Start of EXERCISE DATA

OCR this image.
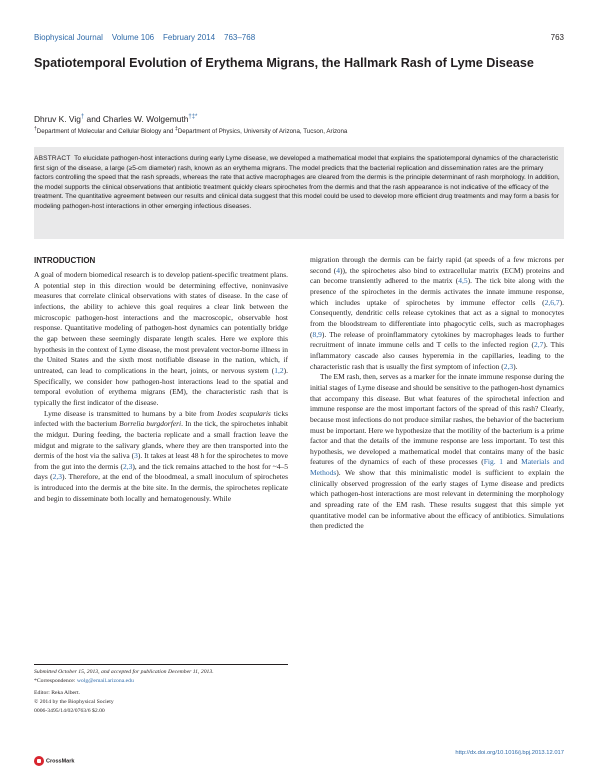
Biophysical Journal Volume 106 February 2014 763–768	763
Spatiotemporal Evolution of Erythema Migrans, the Hallmark Rash of Lyme Disease
Dhruv K. Vig† and Charles W. Wolgemuth†‡*
†Department of Molecular and Cellular Biology and ‡Department of Physics, University of Arizona, Tucson, Arizona
ABSTRACT To elucidate pathogen-host interactions during early Lyme disease, we developed a mathematical model that explains the spatiotemporal dynamics of the characteristic first sign of the disease, a large (≥5-cm diameter) rash, known as an erythema migrans. The model predicts that the bacterial replication and dissemination rates are the primary factors controlling the speed that the rash spreads, whereas the rate that active macrophages are cleared from the dermis is the principle determinant of rash morphology. In addition, the model supports the clinical observations that antibiotic treatment quickly clears spirochetes from the dermis and that the rash appearance is not indicative of the efficacy of the treatment. The quantitative agreement between our results and clinical data suggest that this model could be used to develop more efficient drug treatments and may form a basis for modeling pathogen-host interactions in other emerging infectious diseases.
INTRODUCTION

A goal of modern biomedical research is to develop patient-specific treatment plans. A potential step in this direction would be determining effective, noninvasive measures that correlate clinical observations with states of disease. In the case of infections, the ability to achieve this goal requires a clear link between the microscopic pathogen-host interactions and the macroscopic, observable host response. Quantitative modeling of pathogen-host dynamics can potentially bridge the gap between these seemingly disparate length scales. Here we explore this hypothesis in the context of Lyme disease, the most prevalent vector-borne illness in the United States and the sixth most notifiable disease in the nation, which, if untreated, can lead to complications in the heart, joints, or nervous system (1,2). Specifically, we consider how pathogen-host interactions lead to the spatial and temporal evolution of erythema migrans (EM), the characteristic rash that is typically the first indicator of the disease.

Lyme disease is transmitted to humans by a bite from Ixodes scapularis ticks infected with the bacterium Borrelia burgdorferi. In the tick, the spirochetes inhabit the midgut. During feeding, the bacteria replicate and a small fraction leave the midgut and migrate to the salivary glands, where they are then transported into the dermis of the host via the saliva (3). It takes at least 48 h for the spirochetes to move from the gut into the dermis (2,3), and the tick remains attached to the host for ~4–5 days (2,3). Therefore, at the end of the bloodmeal, a small inoculum of spirochetes is introduced into the dermis at the bite site. In the dermis, the spirochetes replicate and begin to disseminate both locally and hematogenously. While

migration through the dermis can be fairly rapid (at speeds of a few microns per second (4)), the spirochetes also bind to extracellular matrix (ECM) proteins and can become transiently adhered to the matrix (4,5). The tick bite along with the presence of the spirochetes in the dermis activates the innate immune response, which includes uptake of spirochetes by immune effector cells (2,6,7). Consequently, dendritic cells release cytokines that act as a signal to monocytes from the bloodstream to differentiate into phagocytic cells, such as macrophages (8,9). The release of proinflammatory cytokines by macrophages leads to further recruitment of innate immune cells and T cells to the infected region (2,7). This inflammatory cascade also causes hyperemia in the capillaries, leading to the characteristic rash that is usually the first symptom of infection (2,3).

The EM rash, then, serves as a marker for the innate immune response during the initial stages of Lyme disease and should be sensitive to the pathogen-host dynamics that accompany this disease. But what features of the spirochetal infection and immune response are the most important factors of the spread of this rash? Clearly, because most infections do not produce similar rashes, the behavior of the bacterium must be important. Here we hypothesize that the motility of the bacterium is a prime factor and that the details of the immune response are less important. To test this hypothesis, we developed a mathematical model that contains many of the basic features of the dynamics of each of these processes (Fig. 1 and Materials and Methods). We show that this minimalistic model is sufficient to explain the clinically observed progression of the early stages of Lyme disease and predicts which pathogen-host interactions are most relevant in determining the morphology and spreading rate of the EM rash. These results suggest that this simple yet quantitative model can be informative about the efficacy of antibiotics. Simulations then predicted the

Submitted October 15, 2013, and accepted for publication December 11, 2013.

*Correspondence: wolg@email.arizona.edu

Editor: Reka Albert.

© 2014 by the Biophysical Society

0006-3495/14/02/0763/6 $2.00

CrossMark
http://dx.doi.org/10.1016/j.bpj.2013.12.017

End of EXERCISE DATA

Leave the pictures out and return the rest of the listing exactly.

OCR this image.
Biophysical Journal Volume 106 February 2014 763–768	763
Spatiotemporal Evolution of Erythema Migrans, the Hallmark Rash of Lyme Disease
Dhruv K. Vig† and Charles W. Wolgemuth†‡*
†Department of Molecular and Cellular Biology and ‡Department of Physics, University of Arizona, Tucson, Arizona
ABSTRACT To elucidate pathogen-host interactions during early Lyme disease, we developed a mathematical model that explains the spatiotemporal dynamics of the characteristic first sign of the disease, a large (≥5-cm diameter) rash, known as an erythema migrans. The model predicts that the bacterial replication and dissemination rates are the primary factors controlling the speed that the rash spreads, whereas the rate that active macrophages are cleared from the dermis is the principle determinant of rash morphology. In addition, the model supports the clinical observations that antibiotic treatment quickly clears spirochetes from the dermis and that the rash appearance is not indicative of the efficacy of the treatment. The quantitative agreement between our results and clinical data suggest that this model could be used to develop more efficient drug treatments and may form a basis for modeling pathogen-host interactions in other emerging infectious diseases.
INTRODUCTION

A goal of modern biomedical research is to develop patient-specific treatment plans. A potential step in this direction would be determining effective, noninvasive measures that correlate clinical observations with states of disease. In the case of infections, the ability to achieve this goal requires a clear link between the microscopic pathogen-host interactions and the macroscopic, observable host response. Quantitative modeling of pathogen-host dynamics can potentially bridge the gap between these seemingly disparate length scales. Here we explore this hypothesis in the context of Lyme disease, the most prevalent vector-borne illness in the United States and the sixth most notifiable disease in the nation, which, if untreated, can lead to complications in the heart, joints, or nervous system (1,2). Specifically, we consider how pathogen-host interactions lead to the spatial and temporal evolution of erythema migrans (EM), the characteristic rash that is typically the first indicator of the disease.

Lyme disease is transmitted to humans by a bite from Ixodes scapularis ticks infected with the bacterium Borrelia burgdorferi. In the tick, the spirochetes inhabit the midgut. During feeding, the bacteria replicate and a small fraction leave the midgut and migrate to the salivary glands, where they are then transported into the dermis of the host via the saliva (3). It takes at least 48 h for the spirochetes to move from the gut into the dermis (2,3), and the tick remains attached to the host for ~4–5 days (2,3). Therefore, at the end of the bloodmeal, a small inoculum of spirochetes is introduced into the dermis at the bite site. In the dermis, the spirochetes replicate and begin to disseminate both locally and hematogenously. While

migration through the dermis can be fairly rapid (at speeds of a few microns per second (4)), the spirochetes also bind to extracellular matrix (ECM) proteins and can become transiently adhered to the matrix (4,5). The tick bite along with the presence of the spirochetes in the dermis activates the innate immune response, which includes uptake of spirochetes by immune effector cells (2,6,7). Consequently, dendritic cells release cytokines that act as a signal to monocytes from the bloodstream to differentiate into phagocytic cells, such as macrophages (8,9). The release of proinflammatory cytokines by macrophages leads to further recruitment of innate immune cells and T cells to the infected region (2,7). This inflammatory cascade also causes hyperemia in the capillaries, leading to the characteristic rash that is usually the first symptom of infection (2,3).

The EM rash, then, serves as a marker for the innate immune response during the initial stages of Lyme disease and should be sensitive to the pathogen-host dynamics that accompany this disease. But what features of the spirochetal infection and immune response are the most important factors of the spread of this rash? Clearly, because most infections do not produce similar rashes, the behavior of the bacterium must be important. Here we hypothesize that the motility of the bacterium is a prime factor and that the details of the immune response are less important. To test this hypothesis, we developed a mathematical model that contains many of the basic features of the dynamics of each of these processes (Fig. 1 and Materials and Methods). We show that this minimalistic model is sufficient to explain the clinically observed progression of the early stages of Lyme disease and predicts which pathogen-host interactions are most relevant in determining the morphology and spreading rate of the EM rash. These results suggest that this simple yet quantitative model can be informative about the efficacy of antibiotics. Simulations then predicted the

Submitted October 15, 2013, and accepted for publication December 11, 2013.

*Correspondence: wolg@email.arizona.edu

Editor: Reka Albert.

© 2014 by the Biophysical Society

0006-3495/14/02/0763/6 $2.00

CrossMark
http://dx.doi.org/10.1016/j.bpj.2013.12.017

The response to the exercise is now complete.